Input →
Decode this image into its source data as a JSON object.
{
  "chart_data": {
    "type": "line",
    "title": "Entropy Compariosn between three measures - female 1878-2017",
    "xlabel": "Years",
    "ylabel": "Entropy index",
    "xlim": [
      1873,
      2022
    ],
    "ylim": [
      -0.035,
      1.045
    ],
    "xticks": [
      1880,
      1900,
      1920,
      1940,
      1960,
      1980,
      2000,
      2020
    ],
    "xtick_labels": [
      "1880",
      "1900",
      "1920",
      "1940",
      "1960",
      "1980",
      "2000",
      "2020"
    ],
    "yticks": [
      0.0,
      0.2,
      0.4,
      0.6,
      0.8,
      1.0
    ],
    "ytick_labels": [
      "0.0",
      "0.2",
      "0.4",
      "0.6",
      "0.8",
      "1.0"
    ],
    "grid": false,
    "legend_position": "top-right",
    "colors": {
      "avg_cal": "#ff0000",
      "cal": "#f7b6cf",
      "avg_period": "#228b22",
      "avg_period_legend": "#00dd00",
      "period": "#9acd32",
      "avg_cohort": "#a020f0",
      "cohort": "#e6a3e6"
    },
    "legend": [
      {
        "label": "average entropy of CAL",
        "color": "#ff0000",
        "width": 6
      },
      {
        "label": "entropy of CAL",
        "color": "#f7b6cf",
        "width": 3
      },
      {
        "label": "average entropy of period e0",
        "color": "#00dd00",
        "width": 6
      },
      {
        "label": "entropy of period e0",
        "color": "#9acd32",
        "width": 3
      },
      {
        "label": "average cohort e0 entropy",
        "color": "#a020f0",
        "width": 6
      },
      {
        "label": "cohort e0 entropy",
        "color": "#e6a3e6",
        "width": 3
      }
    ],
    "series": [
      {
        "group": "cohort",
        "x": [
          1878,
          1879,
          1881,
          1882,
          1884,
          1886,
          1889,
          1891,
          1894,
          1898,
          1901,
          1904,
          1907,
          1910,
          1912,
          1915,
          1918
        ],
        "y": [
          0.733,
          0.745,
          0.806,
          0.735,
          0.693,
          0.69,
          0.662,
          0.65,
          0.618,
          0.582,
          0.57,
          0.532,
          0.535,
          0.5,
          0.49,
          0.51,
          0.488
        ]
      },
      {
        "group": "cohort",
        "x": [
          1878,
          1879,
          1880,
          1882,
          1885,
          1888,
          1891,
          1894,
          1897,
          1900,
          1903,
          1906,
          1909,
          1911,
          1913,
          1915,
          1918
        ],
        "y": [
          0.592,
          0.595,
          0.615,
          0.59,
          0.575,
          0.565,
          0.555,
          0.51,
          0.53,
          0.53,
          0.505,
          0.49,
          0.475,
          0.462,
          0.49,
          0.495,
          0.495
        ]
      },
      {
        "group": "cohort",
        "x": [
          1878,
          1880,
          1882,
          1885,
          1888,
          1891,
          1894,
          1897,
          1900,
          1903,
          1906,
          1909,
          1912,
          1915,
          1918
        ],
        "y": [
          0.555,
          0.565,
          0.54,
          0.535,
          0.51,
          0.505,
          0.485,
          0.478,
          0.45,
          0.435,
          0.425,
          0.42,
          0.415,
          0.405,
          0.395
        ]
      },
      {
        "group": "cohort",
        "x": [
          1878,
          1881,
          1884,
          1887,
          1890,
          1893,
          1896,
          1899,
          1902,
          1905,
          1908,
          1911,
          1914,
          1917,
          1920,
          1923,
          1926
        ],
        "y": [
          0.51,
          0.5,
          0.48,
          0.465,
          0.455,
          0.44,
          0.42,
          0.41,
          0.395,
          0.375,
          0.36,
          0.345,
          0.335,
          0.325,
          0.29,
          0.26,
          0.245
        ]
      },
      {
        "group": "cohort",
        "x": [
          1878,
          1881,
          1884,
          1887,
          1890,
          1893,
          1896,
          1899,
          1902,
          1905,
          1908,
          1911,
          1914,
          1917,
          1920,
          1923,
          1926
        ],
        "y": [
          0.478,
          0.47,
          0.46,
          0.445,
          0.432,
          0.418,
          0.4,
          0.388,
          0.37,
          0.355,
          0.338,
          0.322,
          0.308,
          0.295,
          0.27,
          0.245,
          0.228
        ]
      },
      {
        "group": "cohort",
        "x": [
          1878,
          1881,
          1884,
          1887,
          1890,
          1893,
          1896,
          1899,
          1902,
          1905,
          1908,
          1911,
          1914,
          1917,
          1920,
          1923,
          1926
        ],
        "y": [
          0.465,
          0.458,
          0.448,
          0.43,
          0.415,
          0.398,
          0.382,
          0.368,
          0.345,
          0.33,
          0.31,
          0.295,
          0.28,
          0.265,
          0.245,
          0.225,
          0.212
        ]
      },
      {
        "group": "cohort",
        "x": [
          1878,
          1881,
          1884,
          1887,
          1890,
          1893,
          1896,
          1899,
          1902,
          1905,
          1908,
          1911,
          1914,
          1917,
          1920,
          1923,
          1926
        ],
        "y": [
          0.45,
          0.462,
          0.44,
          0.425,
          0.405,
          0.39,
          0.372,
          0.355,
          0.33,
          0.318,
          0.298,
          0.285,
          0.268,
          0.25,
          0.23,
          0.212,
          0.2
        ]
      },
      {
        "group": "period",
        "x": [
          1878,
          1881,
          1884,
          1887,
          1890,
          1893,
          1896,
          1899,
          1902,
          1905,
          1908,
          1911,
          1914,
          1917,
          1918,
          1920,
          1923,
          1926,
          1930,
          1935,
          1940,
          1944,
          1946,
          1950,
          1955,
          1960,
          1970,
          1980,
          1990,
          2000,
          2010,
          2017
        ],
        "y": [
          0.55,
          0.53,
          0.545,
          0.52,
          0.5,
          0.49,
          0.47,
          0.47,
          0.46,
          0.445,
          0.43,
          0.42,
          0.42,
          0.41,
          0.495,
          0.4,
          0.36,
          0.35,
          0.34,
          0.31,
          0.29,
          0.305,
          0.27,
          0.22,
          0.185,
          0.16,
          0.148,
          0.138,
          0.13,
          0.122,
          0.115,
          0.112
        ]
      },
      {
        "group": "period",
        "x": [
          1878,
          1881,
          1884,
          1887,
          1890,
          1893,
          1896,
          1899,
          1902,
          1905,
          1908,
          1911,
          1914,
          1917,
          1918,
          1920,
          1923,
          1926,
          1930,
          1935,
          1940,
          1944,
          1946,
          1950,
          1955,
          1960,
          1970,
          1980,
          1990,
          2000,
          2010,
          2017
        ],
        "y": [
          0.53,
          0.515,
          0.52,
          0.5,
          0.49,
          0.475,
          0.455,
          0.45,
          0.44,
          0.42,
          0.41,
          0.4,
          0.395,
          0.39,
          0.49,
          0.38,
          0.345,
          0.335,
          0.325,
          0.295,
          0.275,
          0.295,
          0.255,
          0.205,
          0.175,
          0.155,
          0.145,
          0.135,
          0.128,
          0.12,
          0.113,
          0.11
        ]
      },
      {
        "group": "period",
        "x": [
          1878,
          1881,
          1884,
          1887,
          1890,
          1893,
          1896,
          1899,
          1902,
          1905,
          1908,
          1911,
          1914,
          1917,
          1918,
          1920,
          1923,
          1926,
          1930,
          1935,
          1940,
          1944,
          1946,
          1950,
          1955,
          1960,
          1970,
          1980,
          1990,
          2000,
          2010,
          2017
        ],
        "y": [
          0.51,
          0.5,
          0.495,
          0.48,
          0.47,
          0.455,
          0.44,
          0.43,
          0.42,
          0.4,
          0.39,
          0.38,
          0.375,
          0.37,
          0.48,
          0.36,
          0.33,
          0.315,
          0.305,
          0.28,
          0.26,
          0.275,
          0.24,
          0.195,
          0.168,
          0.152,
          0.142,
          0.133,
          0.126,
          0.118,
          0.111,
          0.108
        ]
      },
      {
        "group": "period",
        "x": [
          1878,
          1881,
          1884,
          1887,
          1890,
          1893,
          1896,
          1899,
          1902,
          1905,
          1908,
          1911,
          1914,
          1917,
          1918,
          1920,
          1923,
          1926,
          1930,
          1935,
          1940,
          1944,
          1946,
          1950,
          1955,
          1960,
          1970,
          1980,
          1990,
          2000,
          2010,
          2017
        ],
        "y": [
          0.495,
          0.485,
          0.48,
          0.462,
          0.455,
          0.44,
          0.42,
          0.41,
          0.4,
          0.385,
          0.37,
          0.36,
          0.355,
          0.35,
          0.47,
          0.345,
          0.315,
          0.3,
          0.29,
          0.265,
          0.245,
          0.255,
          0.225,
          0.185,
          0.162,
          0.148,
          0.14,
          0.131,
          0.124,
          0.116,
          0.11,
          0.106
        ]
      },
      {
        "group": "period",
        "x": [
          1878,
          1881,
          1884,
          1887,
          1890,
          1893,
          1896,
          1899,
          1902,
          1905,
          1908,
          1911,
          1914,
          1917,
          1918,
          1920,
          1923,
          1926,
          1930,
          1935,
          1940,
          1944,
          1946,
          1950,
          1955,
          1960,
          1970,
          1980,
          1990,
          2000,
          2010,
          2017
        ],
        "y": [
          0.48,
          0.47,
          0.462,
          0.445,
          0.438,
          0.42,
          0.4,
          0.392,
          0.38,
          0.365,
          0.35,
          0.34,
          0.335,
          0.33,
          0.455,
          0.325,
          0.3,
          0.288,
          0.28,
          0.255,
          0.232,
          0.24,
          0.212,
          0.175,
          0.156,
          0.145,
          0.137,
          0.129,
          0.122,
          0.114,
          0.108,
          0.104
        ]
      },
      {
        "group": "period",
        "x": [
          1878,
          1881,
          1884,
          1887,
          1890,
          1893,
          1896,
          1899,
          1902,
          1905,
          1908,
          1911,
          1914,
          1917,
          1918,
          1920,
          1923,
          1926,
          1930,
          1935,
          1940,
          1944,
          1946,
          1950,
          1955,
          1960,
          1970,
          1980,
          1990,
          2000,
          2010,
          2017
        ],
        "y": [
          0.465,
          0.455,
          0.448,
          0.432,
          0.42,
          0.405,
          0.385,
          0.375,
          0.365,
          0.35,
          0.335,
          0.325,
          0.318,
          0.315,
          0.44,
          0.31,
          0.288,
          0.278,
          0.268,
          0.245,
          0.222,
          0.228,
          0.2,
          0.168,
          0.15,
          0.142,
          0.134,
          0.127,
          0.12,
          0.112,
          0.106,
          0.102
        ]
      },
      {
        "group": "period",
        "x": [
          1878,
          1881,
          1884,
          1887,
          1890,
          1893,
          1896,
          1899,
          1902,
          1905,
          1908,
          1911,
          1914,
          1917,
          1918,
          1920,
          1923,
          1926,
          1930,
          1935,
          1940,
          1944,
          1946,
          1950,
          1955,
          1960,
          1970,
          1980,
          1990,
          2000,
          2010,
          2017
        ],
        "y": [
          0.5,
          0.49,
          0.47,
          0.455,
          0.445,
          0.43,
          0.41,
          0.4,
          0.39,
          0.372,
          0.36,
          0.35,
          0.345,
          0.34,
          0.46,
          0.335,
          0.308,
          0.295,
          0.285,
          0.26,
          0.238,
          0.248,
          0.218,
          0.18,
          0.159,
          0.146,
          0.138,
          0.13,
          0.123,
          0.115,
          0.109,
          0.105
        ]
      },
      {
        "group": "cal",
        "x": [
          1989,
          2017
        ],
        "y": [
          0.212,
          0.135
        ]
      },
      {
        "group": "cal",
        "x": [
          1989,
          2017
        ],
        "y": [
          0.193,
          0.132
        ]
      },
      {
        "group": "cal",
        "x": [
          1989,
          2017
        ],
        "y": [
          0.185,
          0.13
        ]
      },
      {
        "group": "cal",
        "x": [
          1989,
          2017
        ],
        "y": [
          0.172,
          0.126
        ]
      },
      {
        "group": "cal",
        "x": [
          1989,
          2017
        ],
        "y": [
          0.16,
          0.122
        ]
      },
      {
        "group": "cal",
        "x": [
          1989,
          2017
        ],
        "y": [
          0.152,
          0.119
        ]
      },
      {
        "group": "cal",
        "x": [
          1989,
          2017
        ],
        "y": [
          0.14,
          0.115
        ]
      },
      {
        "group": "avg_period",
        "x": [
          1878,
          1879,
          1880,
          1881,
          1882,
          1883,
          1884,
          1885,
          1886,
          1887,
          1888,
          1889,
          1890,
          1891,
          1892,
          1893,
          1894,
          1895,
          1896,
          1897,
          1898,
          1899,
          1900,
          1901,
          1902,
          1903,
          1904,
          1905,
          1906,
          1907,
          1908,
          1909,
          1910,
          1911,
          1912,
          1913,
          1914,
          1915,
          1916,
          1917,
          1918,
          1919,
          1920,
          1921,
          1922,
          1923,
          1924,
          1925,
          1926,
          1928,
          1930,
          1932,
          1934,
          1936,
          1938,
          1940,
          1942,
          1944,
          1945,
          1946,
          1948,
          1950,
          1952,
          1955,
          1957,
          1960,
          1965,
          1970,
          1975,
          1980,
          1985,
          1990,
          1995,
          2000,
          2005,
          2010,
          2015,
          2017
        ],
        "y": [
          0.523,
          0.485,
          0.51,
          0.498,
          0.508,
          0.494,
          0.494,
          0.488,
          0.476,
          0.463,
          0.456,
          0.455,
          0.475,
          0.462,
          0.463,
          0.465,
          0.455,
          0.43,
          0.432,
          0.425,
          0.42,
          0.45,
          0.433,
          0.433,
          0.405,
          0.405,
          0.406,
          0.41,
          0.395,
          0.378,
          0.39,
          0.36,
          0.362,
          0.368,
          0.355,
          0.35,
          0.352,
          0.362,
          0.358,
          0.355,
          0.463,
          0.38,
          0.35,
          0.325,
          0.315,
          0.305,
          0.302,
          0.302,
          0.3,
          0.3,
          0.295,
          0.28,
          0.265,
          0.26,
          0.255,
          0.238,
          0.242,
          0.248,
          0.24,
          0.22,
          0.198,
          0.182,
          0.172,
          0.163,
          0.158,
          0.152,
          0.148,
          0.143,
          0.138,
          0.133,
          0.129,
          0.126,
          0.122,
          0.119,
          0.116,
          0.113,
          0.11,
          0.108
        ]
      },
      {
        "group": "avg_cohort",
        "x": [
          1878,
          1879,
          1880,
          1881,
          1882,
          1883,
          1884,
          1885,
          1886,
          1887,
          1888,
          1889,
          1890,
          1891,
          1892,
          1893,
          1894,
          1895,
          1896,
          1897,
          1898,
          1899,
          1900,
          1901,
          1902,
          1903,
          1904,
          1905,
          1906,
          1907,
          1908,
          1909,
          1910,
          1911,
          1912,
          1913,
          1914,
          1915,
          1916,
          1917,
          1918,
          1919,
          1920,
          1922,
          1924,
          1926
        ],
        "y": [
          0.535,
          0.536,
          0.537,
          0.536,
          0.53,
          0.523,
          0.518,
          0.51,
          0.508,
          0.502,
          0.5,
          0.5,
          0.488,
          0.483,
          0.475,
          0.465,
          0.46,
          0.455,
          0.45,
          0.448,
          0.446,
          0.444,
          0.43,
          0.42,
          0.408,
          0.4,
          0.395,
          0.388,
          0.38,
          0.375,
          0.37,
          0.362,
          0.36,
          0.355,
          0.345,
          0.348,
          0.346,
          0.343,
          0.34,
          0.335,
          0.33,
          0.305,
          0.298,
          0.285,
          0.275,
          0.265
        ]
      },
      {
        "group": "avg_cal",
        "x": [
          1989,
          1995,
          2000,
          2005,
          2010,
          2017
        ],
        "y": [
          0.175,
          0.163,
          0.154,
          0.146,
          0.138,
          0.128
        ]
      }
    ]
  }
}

Exercise requirements → Return each line among the entries that holds the word "average".

Response to the exercise →
        "label": "average entropy of CAL",
        "label": "average entropy of period e0",
        "label": "average cohort e0 entropy",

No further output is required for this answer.